───── SUPPLIED MATERIAL

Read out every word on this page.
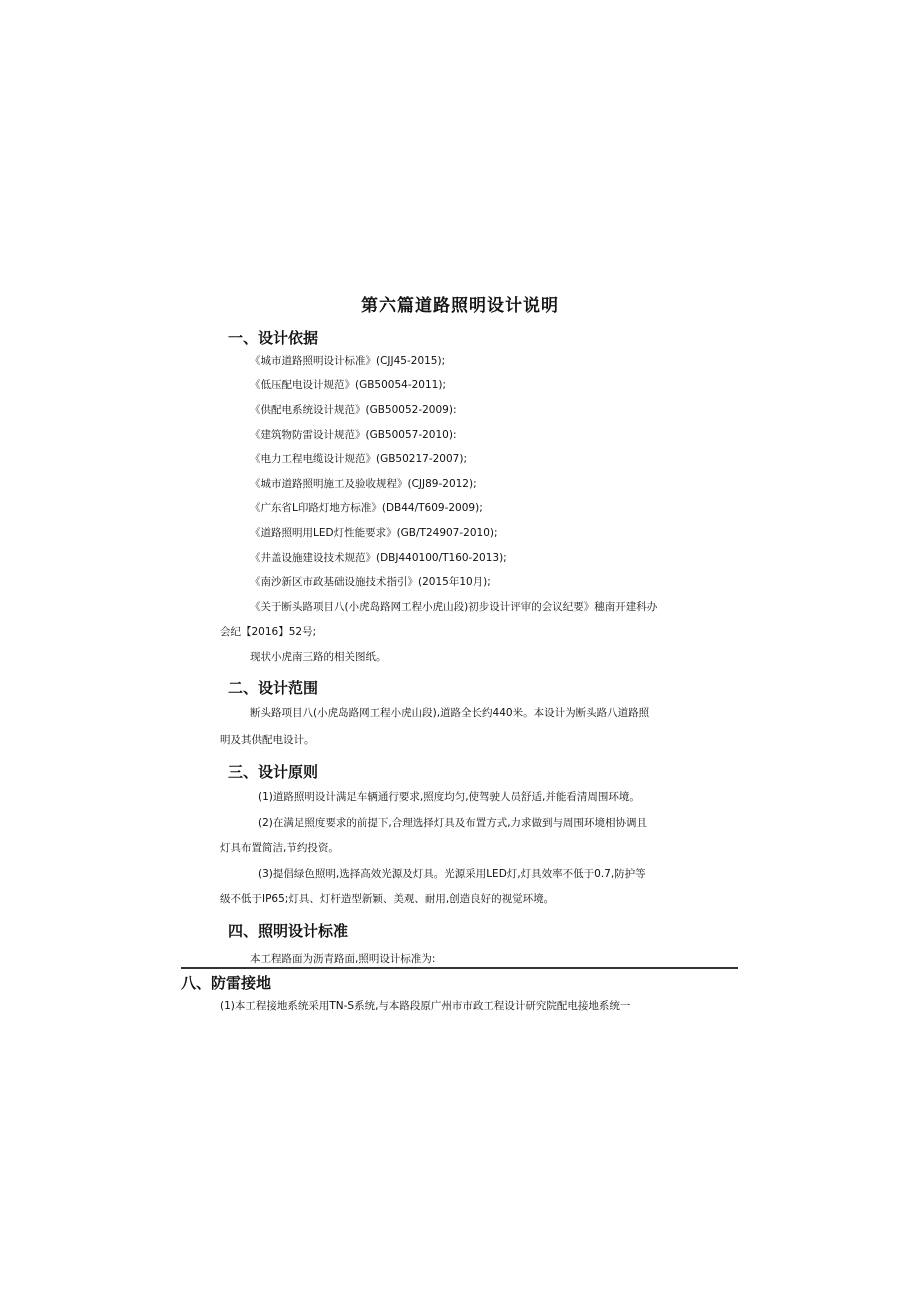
第六篇道路照明设计说明
一、设计依据
《城市道路照明设计标准》(CJJ45-2015);
《低压配电设计规范》(GB50054-2011);
《供配电系统设计规范》(GB50052-2009):
《建筑物防雷设计规范》(GB50057-2010):
《电力工程电缆设计规范》(GB50217-2007);
《城市道路照明施工及验收规程》(CJJ89-2012);
《广东省L印路灯地方标准》(DB44/T609-2009);
《道路照明用LED灯性能要求》(GB/T24907-2010);
《井盖设施建设技术规范》(DBJ440100/T160-2013);
《南沙新区市政基础设施技术指引》(2015年10月);
《关于断头路项目八(小虎岛路网工程小虎山段)初步设计评审的会议纪要》穗南开建科办
会纪【2016】52号;
现状小虎南三路的相关图纸。
二、设计范围
断头路项目八(小虎岛路网工程小虎山段),道路全长约440米。本设计为断头路八道路照
明及其供配电设计。
三、设计原则
(1)道路照明设计满足车辆通行要求,照度均匀,使驾驶人员舒适,并能看清周围环境。
(2)在满足照度要求的前提下,合理选择灯具及布置方式,力求做到与周围环境相协调且
灯具布置简洁,节约投资。
(3)提倡绿色照明,选择高效光源及灯具。光源采用LED灯,灯具效率不低于0.7,防护等
级不低于IP65;灯具、灯杆造型新颖、美观、耐用,创造良好的视觉环境。
四、照明设计标准
本工程路面为沥青路面,照明设计标准为:
八、防雷接地
(1)本工程接地系统采用TN-S系统,与本路段原广州市市政工程设计研究院配电接地系统一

──────────

▶ WORK TO COMPLETE: The records above should be reproduced exactly, with no pictures included.

▶ RESPONSE:
Read out every word on this page.
第六篇道路照明设计说明
一、设计依据
《城市道路照明设计标准》(CJJ45-2015);
《低压配电设计规范》(GB50054-2011);
《供配电系统设计规范》(GB50052-2009):
《建筑物防雷设计规范》(GB50057-2010):
《电力工程电缆设计规范》(GB50217-2007);
《城市道路照明施工及验收规程》(CJJ89-2012);
《广东省L印路灯地方标准》(DB44/T609-2009);
《道路照明用LED灯性能要求》(GB/T24907-2010);
《井盖设施建设技术规范》(DBJ440100/T160-2013);
《南沙新区市政基础设施技术指引》(2015年10月);
《关于断头路项目八(小虎岛路网工程小虎山段)初步设计评审的会议纪要》穗南开建科办
会纪【2016】52号;
现状小虎南三路的相关图纸。
二、设计范围
断头路项目八(小虎岛路网工程小虎山段),道路全长约440米。本设计为断头路八道路照
明及其供配电设计。
三、设计原则
(1)道路照明设计满足车辆通行要求,照度均匀,使驾驶人员舒适,并能看清周围环境。
(2)在满足照度要求的前提下,合理选择灯具及布置方式,力求做到与周围环境相协调且
灯具布置简洁,节约投资。
(3)提倡绿色照明,选择高效光源及灯具。光源采用LED灯,灯具效率不低于0.7,防护等
级不低于IP65;灯具、灯杆造型新颖、美观、耐用,创造良好的视觉环境。
四、照明设计标准
本工程路面为沥青路面,照明设计标准为:
八、防雷接地
(1)本工程接地系统采用TN-S系统,与本路段原广州市市政工程设计研究院配电接地系统一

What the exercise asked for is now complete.